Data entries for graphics
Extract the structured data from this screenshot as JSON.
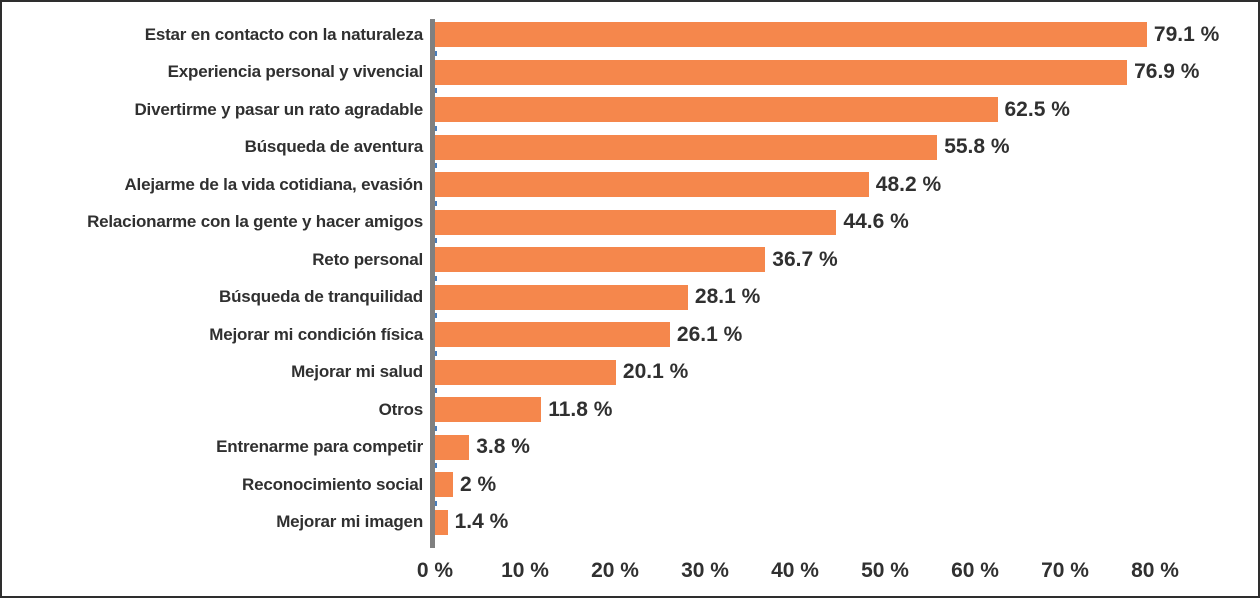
{
  "chart_data": {
    "type": "bar",
    "orientation": "horizontal",
    "title": "",
    "xlabel": "",
    "ylabel": "",
    "grid": false,
    "legend": false,
    "categories": [
      "Estar en contacto con la naturaleza",
      "Experiencia personal y vivencial",
      "Divertirme y pasar un rato agradable",
      "Búsqueda de aventura",
      "Alejarme de la vida cotidiana, evasión",
      "Relacionarme con la gente y hacer amigos",
      "Reto personal",
      "Búsqueda de tranquilidad",
      "Mejorar mi condición física",
      "Mejorar mi salud",
      "Otros",
      "Entrenarme para competir",
      "Reconocimiento social",
      "Mejorar mi imagen"
    ],
    "values": [
      79.1,
      76.9,
      62.5,
      55.8,
      48.2,
      44.6,
      36.7,
      28.1,
      26.1,
      20.1,
      11.8,
      3.8,
      2,
      1.4
    ],
    "value_labels": [
      "79.1 %",
      "76.9 %",
      "62.5 %",
      "55.8 %",
      "48.2 %",
      "44.6 %",
      "36.7 %",
      "28.1 %",
      "26.1 %",
      "20.1 %",
      "11.8 %",
      "3.8 %",
      "2 %",
      "1.4 %"
    ],
    "x_axis": {
      "range": [
        0,
        80
      ],
      "tick_values": [
        0,
        10,
        20,
        30,
        40,
        50,
        60,
        70,
        80
      ],
      "tick_labels": [
        "0 %",
        "10 %",
        "20 %",
        "30 %",
        "40 %",
        "50 %",
        "60 %",
        "70 %",
        "80 %"
      ]
    },
    "colors": {
      "bar": "#f5874c",
      "axis_line": "#808080",
      "category_tick": "#4a7ebb",
      "text": "#303030",
      "frame_border": "#2e2e2e",
      "background": "#ffffff"
    }
  }
}
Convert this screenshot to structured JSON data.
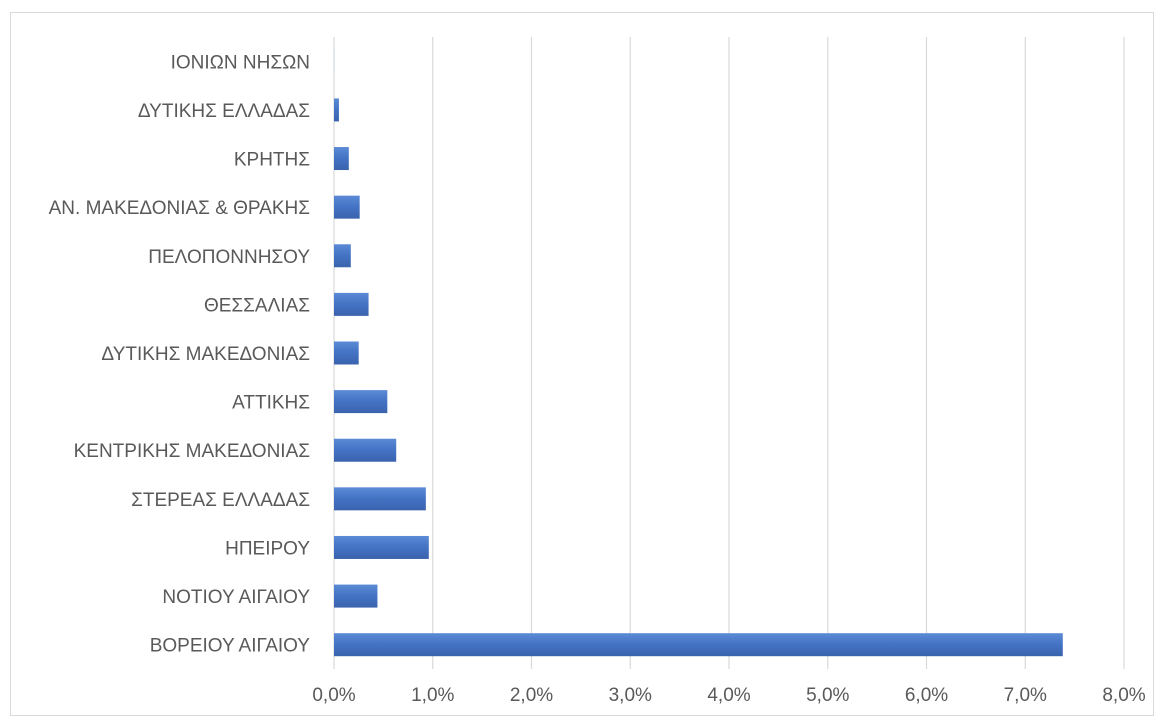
{
  "chart_data": {
    "type": "bar",
    "orientation": "horizontal",
    "title": "",
    "xlabel": "",
    "ylabel": "",
    "categories": [
      "ΙΟΝΙΩΝ ΝΗΣΩΝ",
      "ΔΥΤΙΚΗΣ ΕΛΛΑΔΑΣ",
      "ΚΡΗΤΗΣ",
      "ΑΝ. ΜΑΚΕΔΟΝΙΑΣ & ΘΡΑΚΗΣ",
      "ΠΕΛΟΠΟΝΝΗΣΟΥ",
      "ΘΕΣΣΑΛΙΑΣ",
      "ΔΥΤΙΚΗΣ ΜΑΚΕΔΟΝΙΑΣ",
      "ΑΤΤΙΚΗΣ",
      "ΚΕΝΤΡΙΚΗΣ ΜΑΚΕΔΟΝΙΑΣ",
      "ΣΤΕΡΕΑΣ ΕΛΛΑΔΑΣ",
      "ΗΠΕΙΡΟΥ",
      "ΝΟΤΙΟΥ ΑΙΓΑΙΟΥ",
      "ΒΟΡΕΙΟΥ ΑΙΓΑΙΟΥ"
    ],
    "values": [
      0.01,
      0.05,
      0.15,
      0.26,
      0.17,
      0.35,
      0.25,
      0.54,
      0.63,
      0.93,
      0.96,
      0.44,
      7.38
    ],
    "value_unit": "%",
    "xlim": [
      0,
      8
    ],
    "x_ticks": [
      0,
      1,
      2,
      3,
      4,
      5,
      6,
      7,
      8
    ],
    "x_tick_labels": [
      "0,0%",
      "1,0%",
      "2,0%",
      "3,0%",
      "4,0%",
      "5,0%",
      "6,0%",
      "7,0%",
      "8,0%"
    ],
    "grid": "vertical",
    "legend": "none",
    "bar_color": "#4472c4",
    "grid_color": "#d9d9d9"
  }
}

:: What to work on ::
Without the pictures, copy the material exactly as given.

:: The answer ::
Extract the structured data from this screenshot as JSON.
{
  "chart_data": {
    "type": "bar",
    "orientation": "horizontal",
    "title": "",
    "xlabel": "",
    "ylabel": "",
    "grid": false,
    "legend": false,
    "categories": [
      "Estar en contacto con la naturaleza",
      "Experiencia personal y vivencial",
      "Divertirme y pasar un rato agradable",
      "Búsqueda de aventura",
      "Alejarme de la vida cotidiana, evasión",
      "Relacionarme con la gente y hacer amigos",
      "Reto personal",
      "Búsqueda de tranquilidad",
      "Mejorar mi condición física",
      "Mejorar mi salud",
      "Otros",
      "Entrenarme para competir",
      "Reconocimiento social",
      "Mejorar mi imagen"
    ],
    "values": [
      79.1,
      76.9,
      62.5,
      55.8,
      48.2,
      44.6,
      36.7,
      28.1,
      26.1,
      20.1,
      11.8,
      3.8,
      2,
      1.4
    ],
    "value_labels": [
      "79.1 %",
      "76.9 %",
      "62.5 %",
      "55.8 %",
      "48.2 %",
      "44.6 %",
      "36.7 %",
      "28.1 %",
      "26.1 %",
      "20.1 %",
      "11.8 %",
      "3.8 %",
      "2 %",
      "1.4 %"
    ],
    "x_axis": {
      "range": [
        0,
        80
      ],
      "tick_values": [
        0,
        10,
        20,
        30,
        40,
        50,
        60,
        70,
        80
      ],
      "tick_labels": [
        "0 %",
        "10 %",
        "20 %",
        "30 %",
        "40 %",
        "50 %",
        "60 %",
        "70 %",
        "80 %"
      ]
    },
    "colors": {
      "bar": "#f5874c",
      "axis_line": "#808080",
      "category_tick": "#4a7ebb",
      "text": "#303030",
      "frame_border": "#2e2e2e",
      "background": "#ffffff"
    }
  }
}
Convert this screenshot to structured JSON data.
{
  "chart_data": {
    "type": "bar",
    "orientation": "horizontal",
    "title": "",
    "xlabel": "",
    "ylabel": "",
    "categories": [
      "ΙΟΝΙΩΝ ΝΗΣΩΝ",
      "ΔΥΤΙΚΗΣ ΕΛΛΑΔΑΣ",
      "ΚΡΗΤΗΣ",
      "ΑΝ. ΜΑΚΕΔΟΝΙΑΣ & ΘΡΑΚΗΣ",
      "ΠΕΛΟΠΟΝΝΗΣΟΥ",
      "ΘΕΣΣΑΛΙΑΣ",
      "ΔΥΤΙΚΗΣ ΜΑΚΕΔΟΝΙΑΣ",
      "ΑΤΤΙΚΗΣ",
      "ΚΕΝΤΡΙΚΗΣ ΜΑΚΕΔΟΝΙΑΣ",
      "ΣΤΕΡΕΑΣ ΕΛΛΑΔΑΣ",
      "ΗΠΕΙΡΟΥ",
      "ΝΟΤΙΟΥ ΑΙΓΑΙΟΥ",
      "ΒΟΡΕΙΟΥ ΑΙΓΑΙΟΥ"
    ],
    "values": [
      0.01,
      0.05,
      0.15,
      0.26,
      0.17,
      0.35,
      0.25,
      0.54,
      0.63,
      0.93,
      0.96,
      0.44,
      7.38
    ],
    "value_unit": "%",
    "xlim": [
      0,
      8
    ],
    "x_ticks": [
      0,
      1,
      2,
      3,
      4,
      5,
      6,
      7,
      8
    ],
    "x_tick_labels": [
      "0,0%",
      "1,0%",
      "2,0%",
      "3,0%",
      "4,0%",
      "5,0%",
      "6,0%",
      "7,0%",
      "8,0%"
    ],
    "grid": "vertical",
    "legend": "none",
    "bar_color": "#4472c4",
    "grid_color": "#d9d9d9"
  }
}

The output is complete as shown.